● **Rows**:
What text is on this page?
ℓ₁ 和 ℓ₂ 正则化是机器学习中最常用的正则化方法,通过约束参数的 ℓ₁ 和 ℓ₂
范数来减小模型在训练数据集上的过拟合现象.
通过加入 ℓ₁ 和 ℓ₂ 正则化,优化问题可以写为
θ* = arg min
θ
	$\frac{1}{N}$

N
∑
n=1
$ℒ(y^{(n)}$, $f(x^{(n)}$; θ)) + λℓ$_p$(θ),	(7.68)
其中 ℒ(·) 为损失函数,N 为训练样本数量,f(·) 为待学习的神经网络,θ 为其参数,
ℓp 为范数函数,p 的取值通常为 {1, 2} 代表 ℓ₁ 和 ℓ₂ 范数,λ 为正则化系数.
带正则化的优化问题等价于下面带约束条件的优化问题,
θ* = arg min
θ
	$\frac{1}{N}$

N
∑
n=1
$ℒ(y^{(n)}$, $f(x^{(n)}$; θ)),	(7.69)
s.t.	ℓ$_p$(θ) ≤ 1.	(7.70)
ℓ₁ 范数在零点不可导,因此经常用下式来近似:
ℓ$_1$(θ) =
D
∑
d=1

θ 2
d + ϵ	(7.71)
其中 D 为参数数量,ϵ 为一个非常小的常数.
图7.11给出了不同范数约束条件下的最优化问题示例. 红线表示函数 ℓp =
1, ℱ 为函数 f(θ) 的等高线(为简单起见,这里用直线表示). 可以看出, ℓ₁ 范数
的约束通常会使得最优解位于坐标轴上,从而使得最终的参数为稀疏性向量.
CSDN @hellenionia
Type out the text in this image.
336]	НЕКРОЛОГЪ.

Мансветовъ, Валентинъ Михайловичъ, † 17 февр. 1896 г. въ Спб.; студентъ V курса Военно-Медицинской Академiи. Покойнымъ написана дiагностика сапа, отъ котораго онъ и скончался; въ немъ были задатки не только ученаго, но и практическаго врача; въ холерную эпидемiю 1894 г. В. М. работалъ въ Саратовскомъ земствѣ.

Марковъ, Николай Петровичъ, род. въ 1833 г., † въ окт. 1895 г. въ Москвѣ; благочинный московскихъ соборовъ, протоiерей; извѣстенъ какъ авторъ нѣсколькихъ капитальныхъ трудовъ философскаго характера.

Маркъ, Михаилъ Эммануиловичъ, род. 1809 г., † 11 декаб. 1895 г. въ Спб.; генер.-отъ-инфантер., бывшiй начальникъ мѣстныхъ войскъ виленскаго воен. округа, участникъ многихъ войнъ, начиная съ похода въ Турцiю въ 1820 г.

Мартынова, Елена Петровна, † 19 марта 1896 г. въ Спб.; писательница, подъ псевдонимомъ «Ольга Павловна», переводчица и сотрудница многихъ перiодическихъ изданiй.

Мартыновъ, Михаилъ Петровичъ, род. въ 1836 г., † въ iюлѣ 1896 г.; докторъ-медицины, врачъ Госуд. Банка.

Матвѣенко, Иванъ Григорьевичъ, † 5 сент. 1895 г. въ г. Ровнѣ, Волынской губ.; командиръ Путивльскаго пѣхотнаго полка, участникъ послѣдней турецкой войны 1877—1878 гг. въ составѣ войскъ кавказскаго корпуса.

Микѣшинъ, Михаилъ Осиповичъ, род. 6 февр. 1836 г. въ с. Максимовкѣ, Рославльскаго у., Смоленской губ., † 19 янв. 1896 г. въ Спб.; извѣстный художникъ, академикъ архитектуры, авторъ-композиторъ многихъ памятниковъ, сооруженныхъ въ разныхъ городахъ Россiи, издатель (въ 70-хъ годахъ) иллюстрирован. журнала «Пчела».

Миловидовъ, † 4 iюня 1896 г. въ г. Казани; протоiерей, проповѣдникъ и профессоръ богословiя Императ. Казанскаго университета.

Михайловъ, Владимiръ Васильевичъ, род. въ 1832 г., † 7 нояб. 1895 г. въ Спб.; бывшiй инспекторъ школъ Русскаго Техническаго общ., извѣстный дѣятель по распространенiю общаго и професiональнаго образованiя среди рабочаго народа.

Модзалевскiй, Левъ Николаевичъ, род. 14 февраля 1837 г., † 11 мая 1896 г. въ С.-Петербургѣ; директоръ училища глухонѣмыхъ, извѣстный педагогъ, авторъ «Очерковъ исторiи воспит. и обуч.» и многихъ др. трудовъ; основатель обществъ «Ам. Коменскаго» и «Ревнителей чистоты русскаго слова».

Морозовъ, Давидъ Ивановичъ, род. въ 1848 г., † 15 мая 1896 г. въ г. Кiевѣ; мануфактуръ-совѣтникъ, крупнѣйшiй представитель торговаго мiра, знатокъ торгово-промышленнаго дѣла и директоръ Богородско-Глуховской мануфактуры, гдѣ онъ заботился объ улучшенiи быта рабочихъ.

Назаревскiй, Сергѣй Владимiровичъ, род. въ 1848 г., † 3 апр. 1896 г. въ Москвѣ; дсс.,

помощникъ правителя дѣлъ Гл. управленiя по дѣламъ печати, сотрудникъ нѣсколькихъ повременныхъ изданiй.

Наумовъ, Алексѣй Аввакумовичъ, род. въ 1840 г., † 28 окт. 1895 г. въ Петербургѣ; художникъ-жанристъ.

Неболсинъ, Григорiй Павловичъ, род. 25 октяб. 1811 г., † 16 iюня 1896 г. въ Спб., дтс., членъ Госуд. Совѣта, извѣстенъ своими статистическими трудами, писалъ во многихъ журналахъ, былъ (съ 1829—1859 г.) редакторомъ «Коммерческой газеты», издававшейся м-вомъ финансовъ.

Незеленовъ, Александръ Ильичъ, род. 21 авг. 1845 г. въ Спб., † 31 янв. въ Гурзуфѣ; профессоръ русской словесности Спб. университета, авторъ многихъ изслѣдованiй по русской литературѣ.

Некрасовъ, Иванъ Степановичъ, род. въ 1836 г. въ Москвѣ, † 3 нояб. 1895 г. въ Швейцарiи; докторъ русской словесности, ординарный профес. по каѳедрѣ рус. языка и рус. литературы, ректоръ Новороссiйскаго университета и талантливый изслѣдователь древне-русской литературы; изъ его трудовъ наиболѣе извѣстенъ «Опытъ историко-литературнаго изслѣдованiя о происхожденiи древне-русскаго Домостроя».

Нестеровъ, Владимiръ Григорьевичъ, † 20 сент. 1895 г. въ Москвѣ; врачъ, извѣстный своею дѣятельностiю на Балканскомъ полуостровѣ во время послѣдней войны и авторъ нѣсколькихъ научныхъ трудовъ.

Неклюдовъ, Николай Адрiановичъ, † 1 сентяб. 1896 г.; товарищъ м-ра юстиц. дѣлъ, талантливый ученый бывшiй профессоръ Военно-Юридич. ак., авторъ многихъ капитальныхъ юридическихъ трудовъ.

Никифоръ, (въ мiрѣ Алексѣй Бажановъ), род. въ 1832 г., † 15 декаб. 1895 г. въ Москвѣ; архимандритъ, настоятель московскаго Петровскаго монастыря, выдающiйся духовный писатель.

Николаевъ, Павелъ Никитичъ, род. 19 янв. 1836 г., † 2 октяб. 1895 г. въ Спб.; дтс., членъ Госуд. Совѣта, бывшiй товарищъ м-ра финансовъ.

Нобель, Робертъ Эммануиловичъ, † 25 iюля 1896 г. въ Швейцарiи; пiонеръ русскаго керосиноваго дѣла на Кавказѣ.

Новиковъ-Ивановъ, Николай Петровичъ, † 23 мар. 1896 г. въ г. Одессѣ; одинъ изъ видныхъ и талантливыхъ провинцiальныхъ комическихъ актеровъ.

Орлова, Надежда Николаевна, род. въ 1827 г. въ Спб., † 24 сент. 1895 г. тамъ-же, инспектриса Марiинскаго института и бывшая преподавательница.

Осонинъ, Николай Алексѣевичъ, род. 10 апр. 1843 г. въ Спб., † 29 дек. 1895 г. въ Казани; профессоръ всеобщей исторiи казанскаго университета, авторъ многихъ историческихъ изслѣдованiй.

● **What is asked**:
Collect each line containing the string "Военно".

● **Result for this exercise**:
Мансветовъ, Валентинъ Михайловичъ, † 17 февр. 1896 г. въ Спб.; студентъ V курса Военно-Медицинской Академiи. Покойнымъ написана дiагностика сапа, отъ котораго онъ и скончался; въ немъ были задатки не только ученаго, но и практическаго врача; въ холерную эпидемiю 1894 г. В. М. работалъ въ Саратовскомъ земствѣ.
Неклюдовъ, Николай Адрiановичъ, † 1 сентяб. 1896 г.; товарищъ м-ра юстиц. дѣлъ, талантливый ученый бывшiй профессоръ Военно-Юридич. ак., авторъ многихъ капитальныхъ юридическихъ трудовъ.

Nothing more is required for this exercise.